◆ **INSTRUCTION**: Identify, in the records below, every line where the string "source" appears, and copy each such line.

■ ■ ■

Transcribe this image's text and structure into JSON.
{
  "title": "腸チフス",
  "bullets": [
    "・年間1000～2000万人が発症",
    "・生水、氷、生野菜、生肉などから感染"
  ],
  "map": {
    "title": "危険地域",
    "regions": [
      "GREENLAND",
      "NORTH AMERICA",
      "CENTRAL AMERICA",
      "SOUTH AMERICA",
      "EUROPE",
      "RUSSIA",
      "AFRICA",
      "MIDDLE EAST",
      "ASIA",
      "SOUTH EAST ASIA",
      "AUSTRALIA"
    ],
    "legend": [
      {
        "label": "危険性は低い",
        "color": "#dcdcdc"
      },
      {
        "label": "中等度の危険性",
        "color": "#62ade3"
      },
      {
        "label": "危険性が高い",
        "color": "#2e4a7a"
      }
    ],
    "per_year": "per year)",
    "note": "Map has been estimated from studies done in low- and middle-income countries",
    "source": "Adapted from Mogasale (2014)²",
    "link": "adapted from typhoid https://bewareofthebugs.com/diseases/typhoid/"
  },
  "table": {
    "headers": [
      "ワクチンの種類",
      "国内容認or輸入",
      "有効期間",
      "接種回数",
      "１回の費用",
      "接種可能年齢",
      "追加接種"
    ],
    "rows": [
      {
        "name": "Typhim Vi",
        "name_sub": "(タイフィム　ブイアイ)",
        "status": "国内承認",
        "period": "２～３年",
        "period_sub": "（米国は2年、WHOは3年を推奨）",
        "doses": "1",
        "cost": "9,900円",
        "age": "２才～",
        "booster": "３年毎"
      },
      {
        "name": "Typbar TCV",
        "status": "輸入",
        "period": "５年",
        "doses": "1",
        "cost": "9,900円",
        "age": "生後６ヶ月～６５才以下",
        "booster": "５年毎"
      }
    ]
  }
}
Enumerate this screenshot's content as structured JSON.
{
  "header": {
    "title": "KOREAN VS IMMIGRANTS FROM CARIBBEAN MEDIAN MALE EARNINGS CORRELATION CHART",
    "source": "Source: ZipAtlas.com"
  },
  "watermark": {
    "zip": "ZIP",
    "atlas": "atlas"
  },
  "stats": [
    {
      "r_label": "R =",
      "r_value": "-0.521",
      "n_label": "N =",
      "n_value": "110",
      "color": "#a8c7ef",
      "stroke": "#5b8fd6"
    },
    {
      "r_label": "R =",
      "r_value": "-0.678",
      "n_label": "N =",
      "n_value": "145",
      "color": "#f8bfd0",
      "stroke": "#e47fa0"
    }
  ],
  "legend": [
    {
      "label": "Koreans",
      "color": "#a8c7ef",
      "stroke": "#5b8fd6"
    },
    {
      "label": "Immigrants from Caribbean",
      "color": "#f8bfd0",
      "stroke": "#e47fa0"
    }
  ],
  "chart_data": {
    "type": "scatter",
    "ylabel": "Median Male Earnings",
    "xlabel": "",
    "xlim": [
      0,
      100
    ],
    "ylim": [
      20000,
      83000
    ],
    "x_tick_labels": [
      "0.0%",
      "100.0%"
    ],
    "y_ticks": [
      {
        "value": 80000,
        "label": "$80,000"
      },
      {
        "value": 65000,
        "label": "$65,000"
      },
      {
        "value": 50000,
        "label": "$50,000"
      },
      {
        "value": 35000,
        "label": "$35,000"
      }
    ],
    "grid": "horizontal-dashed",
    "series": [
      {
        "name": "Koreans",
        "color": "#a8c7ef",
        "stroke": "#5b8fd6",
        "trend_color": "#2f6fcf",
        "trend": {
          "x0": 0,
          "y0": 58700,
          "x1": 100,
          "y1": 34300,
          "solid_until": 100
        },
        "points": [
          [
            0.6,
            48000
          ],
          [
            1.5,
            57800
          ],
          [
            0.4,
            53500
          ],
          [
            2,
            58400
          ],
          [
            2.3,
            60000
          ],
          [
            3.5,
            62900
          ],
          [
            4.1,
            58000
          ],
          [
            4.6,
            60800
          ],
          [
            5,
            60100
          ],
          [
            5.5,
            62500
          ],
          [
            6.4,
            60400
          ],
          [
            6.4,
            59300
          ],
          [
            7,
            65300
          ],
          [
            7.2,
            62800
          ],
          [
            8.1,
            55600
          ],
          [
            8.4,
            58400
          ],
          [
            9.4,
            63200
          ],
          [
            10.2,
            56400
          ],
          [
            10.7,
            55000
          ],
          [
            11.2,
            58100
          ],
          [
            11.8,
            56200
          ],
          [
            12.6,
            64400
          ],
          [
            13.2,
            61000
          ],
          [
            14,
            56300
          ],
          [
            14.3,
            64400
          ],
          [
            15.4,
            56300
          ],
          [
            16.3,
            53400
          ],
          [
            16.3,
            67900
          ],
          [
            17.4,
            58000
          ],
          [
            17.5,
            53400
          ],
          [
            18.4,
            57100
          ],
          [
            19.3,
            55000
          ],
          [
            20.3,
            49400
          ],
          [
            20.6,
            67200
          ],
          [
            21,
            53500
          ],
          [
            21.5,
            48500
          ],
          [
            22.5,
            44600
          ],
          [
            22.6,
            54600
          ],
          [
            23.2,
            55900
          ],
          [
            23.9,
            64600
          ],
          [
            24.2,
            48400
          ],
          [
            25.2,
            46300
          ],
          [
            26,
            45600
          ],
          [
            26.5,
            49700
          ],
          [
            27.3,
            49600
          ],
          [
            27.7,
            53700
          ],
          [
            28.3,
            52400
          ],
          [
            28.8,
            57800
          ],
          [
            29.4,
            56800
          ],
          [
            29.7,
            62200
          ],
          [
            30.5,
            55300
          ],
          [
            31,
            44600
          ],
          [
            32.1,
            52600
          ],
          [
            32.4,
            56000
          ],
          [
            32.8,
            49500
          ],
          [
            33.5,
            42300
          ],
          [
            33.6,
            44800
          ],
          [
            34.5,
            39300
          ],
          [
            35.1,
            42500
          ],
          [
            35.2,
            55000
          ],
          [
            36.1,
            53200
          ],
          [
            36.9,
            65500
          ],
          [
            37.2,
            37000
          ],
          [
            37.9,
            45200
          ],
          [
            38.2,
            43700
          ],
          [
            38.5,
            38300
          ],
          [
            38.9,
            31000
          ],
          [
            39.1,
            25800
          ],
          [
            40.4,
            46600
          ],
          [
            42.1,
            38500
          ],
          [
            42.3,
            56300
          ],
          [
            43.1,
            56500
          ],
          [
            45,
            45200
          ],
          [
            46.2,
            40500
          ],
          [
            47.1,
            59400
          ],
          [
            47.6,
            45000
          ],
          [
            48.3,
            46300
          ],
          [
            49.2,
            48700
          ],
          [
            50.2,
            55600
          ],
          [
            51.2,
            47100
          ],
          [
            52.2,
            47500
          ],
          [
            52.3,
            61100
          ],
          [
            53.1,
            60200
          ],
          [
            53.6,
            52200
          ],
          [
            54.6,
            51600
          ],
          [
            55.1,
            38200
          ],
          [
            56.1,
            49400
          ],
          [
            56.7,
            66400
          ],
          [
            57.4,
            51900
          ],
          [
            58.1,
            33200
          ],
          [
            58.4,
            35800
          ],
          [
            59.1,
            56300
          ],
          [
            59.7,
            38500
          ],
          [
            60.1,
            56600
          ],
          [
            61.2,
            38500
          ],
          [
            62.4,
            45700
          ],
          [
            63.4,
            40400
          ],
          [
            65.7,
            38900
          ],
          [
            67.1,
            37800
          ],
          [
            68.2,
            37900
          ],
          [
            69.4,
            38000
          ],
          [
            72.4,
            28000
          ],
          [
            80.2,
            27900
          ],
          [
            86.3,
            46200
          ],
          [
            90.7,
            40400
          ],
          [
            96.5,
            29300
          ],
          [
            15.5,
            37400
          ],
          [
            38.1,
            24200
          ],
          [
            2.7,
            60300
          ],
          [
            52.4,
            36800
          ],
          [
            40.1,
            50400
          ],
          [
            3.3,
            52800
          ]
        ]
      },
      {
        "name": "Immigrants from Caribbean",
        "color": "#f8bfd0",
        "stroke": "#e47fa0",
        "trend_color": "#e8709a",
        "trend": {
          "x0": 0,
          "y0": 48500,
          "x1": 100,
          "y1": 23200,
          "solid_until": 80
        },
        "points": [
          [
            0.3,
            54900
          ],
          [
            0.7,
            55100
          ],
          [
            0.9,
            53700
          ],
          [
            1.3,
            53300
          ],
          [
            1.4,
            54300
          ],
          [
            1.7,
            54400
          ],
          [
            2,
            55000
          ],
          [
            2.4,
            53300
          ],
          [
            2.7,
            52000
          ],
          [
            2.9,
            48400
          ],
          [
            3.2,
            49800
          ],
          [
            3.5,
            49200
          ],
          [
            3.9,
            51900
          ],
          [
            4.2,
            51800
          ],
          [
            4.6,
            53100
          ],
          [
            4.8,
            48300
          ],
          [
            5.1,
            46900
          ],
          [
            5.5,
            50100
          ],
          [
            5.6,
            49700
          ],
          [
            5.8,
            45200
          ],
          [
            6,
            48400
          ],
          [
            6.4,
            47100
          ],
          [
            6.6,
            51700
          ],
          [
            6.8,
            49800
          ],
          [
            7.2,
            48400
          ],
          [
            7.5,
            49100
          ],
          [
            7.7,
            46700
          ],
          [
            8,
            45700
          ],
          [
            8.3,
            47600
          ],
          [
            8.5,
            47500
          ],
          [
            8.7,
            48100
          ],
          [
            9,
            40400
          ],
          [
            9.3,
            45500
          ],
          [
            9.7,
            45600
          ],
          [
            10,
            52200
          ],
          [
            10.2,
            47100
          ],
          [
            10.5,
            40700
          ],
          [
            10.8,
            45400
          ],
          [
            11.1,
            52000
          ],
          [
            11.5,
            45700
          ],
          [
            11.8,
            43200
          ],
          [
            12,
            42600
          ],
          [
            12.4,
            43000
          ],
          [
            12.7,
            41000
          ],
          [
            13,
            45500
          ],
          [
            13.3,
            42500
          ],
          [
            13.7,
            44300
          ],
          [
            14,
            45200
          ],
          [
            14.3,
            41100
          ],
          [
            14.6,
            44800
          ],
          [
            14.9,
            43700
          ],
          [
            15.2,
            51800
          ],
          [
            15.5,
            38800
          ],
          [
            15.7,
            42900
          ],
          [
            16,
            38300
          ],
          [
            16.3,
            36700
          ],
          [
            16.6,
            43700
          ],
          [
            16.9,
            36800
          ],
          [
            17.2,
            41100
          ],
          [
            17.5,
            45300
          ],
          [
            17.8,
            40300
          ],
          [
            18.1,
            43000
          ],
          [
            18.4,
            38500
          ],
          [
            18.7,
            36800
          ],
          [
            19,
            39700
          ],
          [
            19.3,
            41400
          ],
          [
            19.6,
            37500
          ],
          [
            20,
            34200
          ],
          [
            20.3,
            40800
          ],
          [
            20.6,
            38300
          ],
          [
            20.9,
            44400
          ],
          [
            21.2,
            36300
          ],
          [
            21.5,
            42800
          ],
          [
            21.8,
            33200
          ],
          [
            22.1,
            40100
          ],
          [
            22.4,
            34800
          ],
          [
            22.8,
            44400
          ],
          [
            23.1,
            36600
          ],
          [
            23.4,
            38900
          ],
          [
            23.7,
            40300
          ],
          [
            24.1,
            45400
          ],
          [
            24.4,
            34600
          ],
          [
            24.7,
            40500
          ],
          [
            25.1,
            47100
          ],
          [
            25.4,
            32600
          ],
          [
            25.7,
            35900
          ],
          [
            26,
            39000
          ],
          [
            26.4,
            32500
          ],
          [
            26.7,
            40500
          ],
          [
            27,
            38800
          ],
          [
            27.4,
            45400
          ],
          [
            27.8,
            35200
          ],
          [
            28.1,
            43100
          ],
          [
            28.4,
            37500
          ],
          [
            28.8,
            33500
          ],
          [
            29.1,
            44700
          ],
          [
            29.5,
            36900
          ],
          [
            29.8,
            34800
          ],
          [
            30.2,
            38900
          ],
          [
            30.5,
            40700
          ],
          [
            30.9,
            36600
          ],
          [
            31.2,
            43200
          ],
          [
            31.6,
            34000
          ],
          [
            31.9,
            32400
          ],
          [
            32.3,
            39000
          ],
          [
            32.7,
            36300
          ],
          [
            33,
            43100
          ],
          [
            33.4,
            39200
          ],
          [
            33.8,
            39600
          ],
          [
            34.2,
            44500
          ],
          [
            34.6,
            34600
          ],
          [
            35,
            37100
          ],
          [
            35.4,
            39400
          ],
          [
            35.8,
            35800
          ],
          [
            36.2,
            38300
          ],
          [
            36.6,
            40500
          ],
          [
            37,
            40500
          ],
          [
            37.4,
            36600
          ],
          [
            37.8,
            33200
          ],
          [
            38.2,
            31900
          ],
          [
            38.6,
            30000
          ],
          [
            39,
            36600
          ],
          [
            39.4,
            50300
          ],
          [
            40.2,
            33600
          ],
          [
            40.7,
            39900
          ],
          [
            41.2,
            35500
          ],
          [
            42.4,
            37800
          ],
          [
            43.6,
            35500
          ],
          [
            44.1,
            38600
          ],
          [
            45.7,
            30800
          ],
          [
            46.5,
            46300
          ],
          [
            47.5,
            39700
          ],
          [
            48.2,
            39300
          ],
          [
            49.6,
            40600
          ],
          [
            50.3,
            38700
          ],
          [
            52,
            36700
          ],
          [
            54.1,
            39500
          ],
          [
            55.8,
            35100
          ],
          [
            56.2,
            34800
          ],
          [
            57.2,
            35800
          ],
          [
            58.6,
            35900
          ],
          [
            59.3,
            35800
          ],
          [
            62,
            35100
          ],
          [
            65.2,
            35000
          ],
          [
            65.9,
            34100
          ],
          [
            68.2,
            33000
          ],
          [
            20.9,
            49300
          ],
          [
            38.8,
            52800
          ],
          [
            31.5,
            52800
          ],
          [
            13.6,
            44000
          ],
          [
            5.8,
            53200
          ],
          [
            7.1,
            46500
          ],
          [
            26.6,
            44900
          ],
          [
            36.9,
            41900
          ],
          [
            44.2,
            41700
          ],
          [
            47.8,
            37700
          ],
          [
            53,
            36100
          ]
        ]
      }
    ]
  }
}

■ ■ ■

◆ **RIGHT ANSWER**:
    "source": "Adapted from Mogasale (2014)²",
    "source": "Source: ZipAtlas.com"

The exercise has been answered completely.